● **Written task**: In the data below, find every line that has the string "quan", and copy it.

+++++

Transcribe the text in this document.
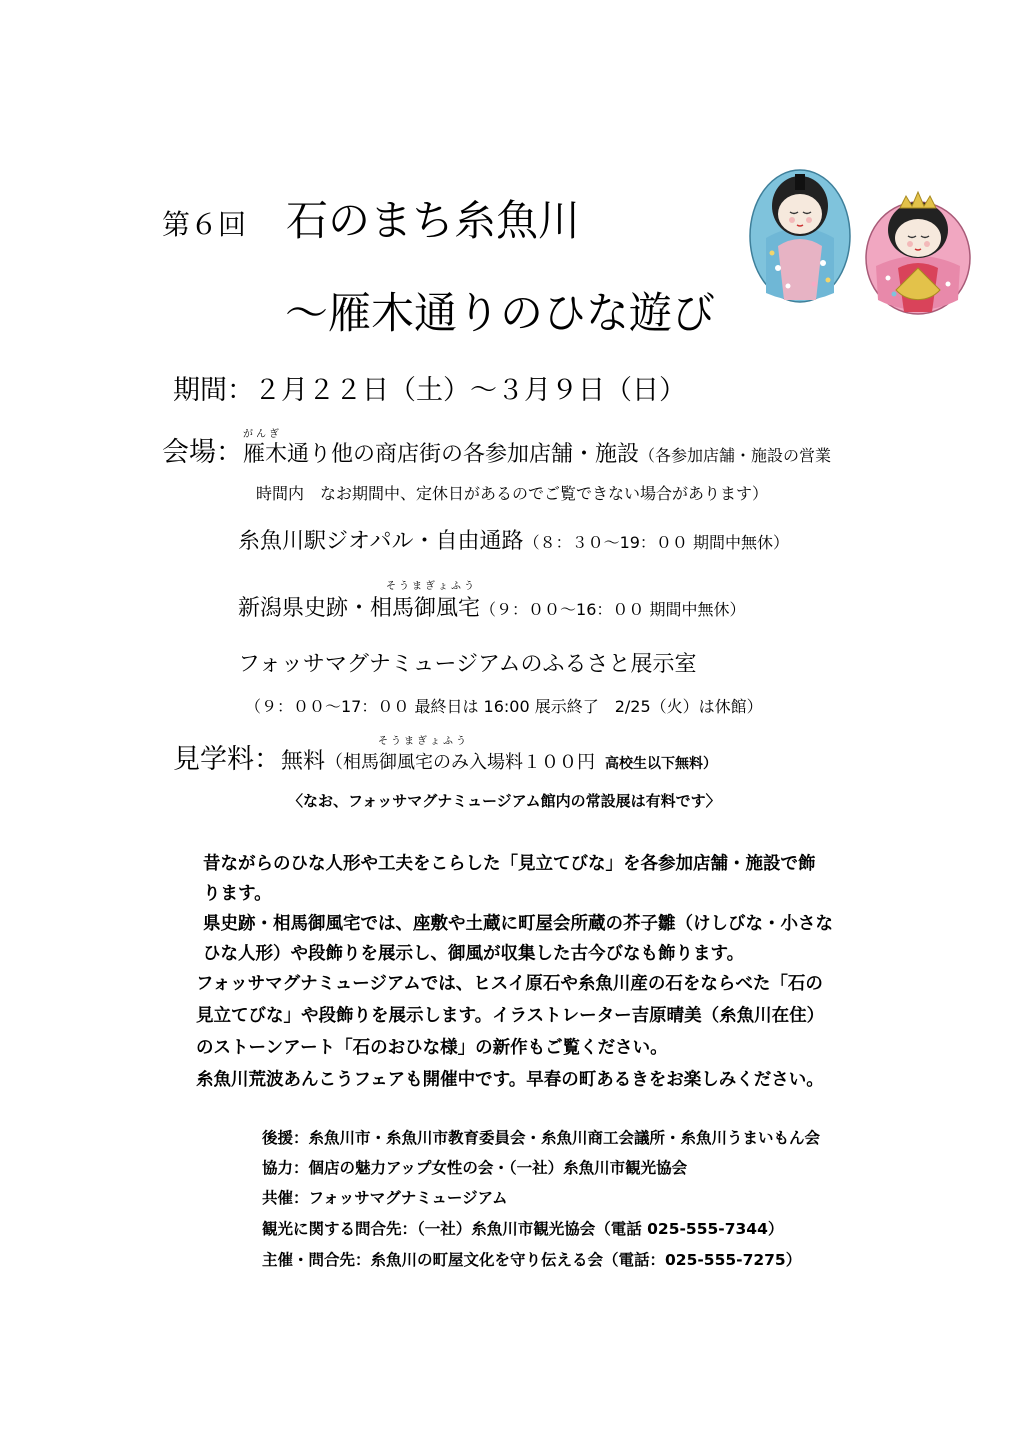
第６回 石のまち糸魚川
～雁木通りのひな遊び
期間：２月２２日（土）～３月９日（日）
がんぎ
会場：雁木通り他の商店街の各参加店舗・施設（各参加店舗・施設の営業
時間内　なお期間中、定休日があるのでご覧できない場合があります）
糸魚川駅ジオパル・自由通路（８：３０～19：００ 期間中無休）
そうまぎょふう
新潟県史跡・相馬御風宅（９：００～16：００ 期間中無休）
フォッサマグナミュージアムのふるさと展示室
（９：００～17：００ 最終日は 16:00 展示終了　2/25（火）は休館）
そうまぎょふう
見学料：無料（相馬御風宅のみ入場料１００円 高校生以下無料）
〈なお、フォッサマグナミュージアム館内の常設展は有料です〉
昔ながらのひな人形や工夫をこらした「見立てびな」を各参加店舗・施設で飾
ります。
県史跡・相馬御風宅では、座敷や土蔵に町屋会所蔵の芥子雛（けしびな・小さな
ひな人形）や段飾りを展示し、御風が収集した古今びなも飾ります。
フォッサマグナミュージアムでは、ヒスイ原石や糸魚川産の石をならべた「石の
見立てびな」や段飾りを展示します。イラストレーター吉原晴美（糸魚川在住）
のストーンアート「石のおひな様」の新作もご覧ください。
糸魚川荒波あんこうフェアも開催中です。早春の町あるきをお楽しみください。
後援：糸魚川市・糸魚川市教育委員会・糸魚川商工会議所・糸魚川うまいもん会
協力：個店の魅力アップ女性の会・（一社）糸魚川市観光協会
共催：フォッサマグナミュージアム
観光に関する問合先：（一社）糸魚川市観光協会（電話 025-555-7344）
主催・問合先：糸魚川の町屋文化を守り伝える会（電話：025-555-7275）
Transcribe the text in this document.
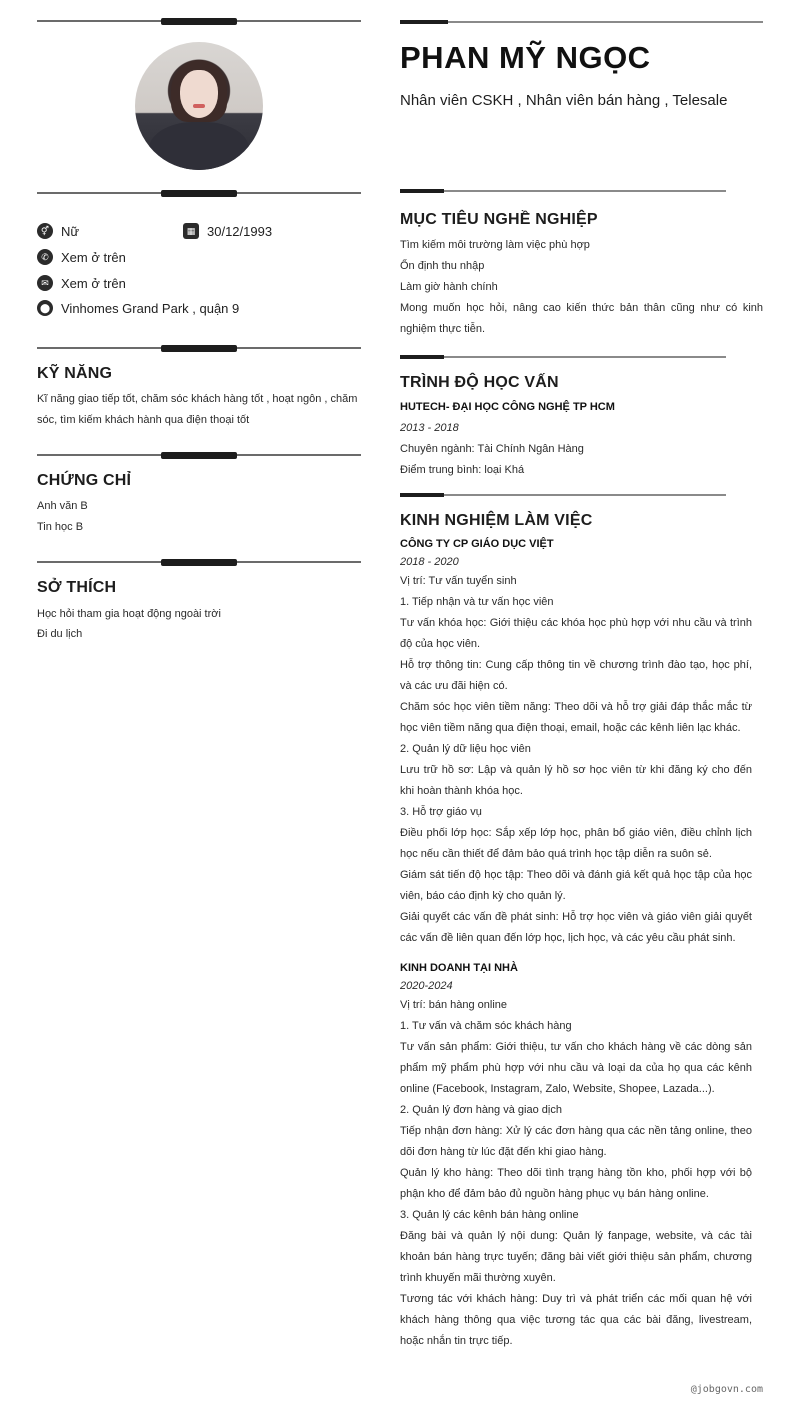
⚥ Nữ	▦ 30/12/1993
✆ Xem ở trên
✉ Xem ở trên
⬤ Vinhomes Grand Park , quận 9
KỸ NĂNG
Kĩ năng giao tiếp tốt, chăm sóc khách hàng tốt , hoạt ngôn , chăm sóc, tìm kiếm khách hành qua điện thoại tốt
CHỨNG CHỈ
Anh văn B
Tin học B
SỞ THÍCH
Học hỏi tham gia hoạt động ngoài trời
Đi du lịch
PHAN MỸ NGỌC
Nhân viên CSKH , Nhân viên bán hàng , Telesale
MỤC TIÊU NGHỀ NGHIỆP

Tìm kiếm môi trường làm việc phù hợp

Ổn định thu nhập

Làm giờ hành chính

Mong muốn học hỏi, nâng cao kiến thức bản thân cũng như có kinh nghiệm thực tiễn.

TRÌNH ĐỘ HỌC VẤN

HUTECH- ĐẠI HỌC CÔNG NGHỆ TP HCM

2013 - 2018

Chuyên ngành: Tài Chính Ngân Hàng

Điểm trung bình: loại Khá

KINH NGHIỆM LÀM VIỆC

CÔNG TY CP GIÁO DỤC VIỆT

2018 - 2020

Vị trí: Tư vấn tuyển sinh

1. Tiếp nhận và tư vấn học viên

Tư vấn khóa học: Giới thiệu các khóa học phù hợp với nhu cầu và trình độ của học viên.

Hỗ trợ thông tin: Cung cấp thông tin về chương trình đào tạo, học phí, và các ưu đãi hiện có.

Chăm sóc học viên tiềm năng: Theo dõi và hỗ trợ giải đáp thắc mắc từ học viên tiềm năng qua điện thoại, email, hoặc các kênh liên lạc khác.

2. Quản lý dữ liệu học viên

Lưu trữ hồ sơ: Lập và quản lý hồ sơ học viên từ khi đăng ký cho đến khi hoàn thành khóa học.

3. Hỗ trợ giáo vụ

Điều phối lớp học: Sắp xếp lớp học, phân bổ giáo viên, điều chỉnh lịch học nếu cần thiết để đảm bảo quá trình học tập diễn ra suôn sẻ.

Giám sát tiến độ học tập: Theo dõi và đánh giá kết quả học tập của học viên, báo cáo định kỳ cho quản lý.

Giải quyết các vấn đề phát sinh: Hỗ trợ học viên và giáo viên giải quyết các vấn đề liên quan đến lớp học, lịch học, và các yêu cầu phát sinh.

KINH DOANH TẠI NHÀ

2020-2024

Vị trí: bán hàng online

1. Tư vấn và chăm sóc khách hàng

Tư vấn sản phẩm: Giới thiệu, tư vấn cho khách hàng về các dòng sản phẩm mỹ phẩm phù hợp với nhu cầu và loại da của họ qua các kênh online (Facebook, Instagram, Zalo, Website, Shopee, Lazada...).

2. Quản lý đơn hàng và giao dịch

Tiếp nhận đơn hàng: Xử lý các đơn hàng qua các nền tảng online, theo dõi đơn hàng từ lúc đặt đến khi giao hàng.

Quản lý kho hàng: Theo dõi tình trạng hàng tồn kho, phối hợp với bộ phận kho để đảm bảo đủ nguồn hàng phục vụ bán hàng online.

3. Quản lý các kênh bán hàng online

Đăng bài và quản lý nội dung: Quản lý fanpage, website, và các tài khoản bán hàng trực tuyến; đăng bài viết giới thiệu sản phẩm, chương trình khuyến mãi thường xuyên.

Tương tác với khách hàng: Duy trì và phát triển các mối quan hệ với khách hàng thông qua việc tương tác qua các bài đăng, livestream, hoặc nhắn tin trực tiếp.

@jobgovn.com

+++++

● **Task solution**:
Giải quyết các vấn đề phát sinh: Hỗ trợ học viên và giáo viên giải quyết các vấn đề liên quan đến lớp học, lịch học, và các yêu cầu phát sinh.
Tương tác với khách hàng: Duy trì và phát triển các mối quan hệ với khách hàng thông qua việc tương tác qua các bài đăng, livestream, hoặc nhắn tin trực tiếp.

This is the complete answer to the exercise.